## ENTRIES SHOWN
▼▼▼

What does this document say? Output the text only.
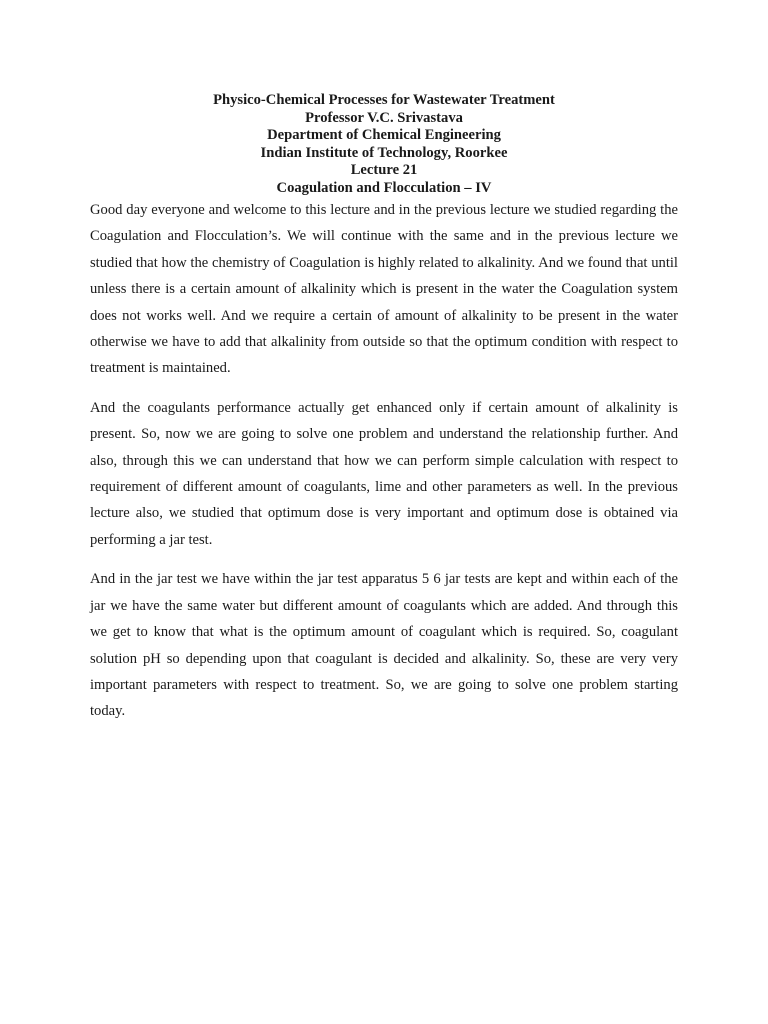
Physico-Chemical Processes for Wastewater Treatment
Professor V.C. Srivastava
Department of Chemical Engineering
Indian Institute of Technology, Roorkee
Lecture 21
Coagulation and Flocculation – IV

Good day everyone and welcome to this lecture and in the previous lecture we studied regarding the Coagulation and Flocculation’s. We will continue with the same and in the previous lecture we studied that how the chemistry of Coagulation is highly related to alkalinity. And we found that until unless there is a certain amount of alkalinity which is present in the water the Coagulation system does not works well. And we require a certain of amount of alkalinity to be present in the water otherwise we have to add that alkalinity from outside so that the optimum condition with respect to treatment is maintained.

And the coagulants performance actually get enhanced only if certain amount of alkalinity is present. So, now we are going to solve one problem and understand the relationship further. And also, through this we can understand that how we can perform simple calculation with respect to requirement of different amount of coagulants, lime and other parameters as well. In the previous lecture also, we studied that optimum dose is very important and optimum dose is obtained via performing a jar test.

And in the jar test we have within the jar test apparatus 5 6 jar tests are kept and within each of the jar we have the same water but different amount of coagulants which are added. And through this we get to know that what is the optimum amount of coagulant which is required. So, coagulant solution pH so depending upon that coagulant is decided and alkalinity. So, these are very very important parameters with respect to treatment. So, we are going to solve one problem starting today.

▲▲▲

## WORK INSTRUCTIONS
Omit the pictures. Output every record above word for word.

## RESPONSE
What does this document say? Output the text only.
Physico-Chemical Processes for Wastewater Treatment
Professor V.C. Srivastava
Department of Chemical Engineering
Indian Institute of Technology, Roorkee
Lecture 21
Coagulation and Flocculation – IV

Good day everyone and welcome to this lecture and in the previous lecture we studied regarding the Coagulation and Flocculation’s. We will continue with the same and in the previous lecture we studied that how the chemistry of Coagulation is highly related to alkalinity. And we found that until unless there is a certain amount of alkalinity which is present in the water the Coagulation system does not works well. And we require a certain of amount of alkalinity to be present in the water otherwise we have to add that alkalinity from outside so that the optimum condition with respect to treatment is maintained.

And the coagulants performance actually get enhanced only if certain amount of alkalinity is present. So, now we are going to solve one problem and understand the relationship further. And also, through this we can understand that how we can perform simple calculation with respect to requirement of different amount of coagulants, lime and other parameters as well. In the previous lecture also, we studied that optimum dose is very important and optimum dose is obtained via performing a jar test.

And in the jar test we have within the jar test apparatus 5 6 jar tests are kept and within each of the jar we have the same water but different amount of coagulants which are added. And through this we get to know that what is the optimum amount of coagulant which is required. So, coagulant solution pH so depending upon that coagulant is decided and alkalinity. So, these are very very important parameters with respect to treatment. So, we are going to solve one problem starting today.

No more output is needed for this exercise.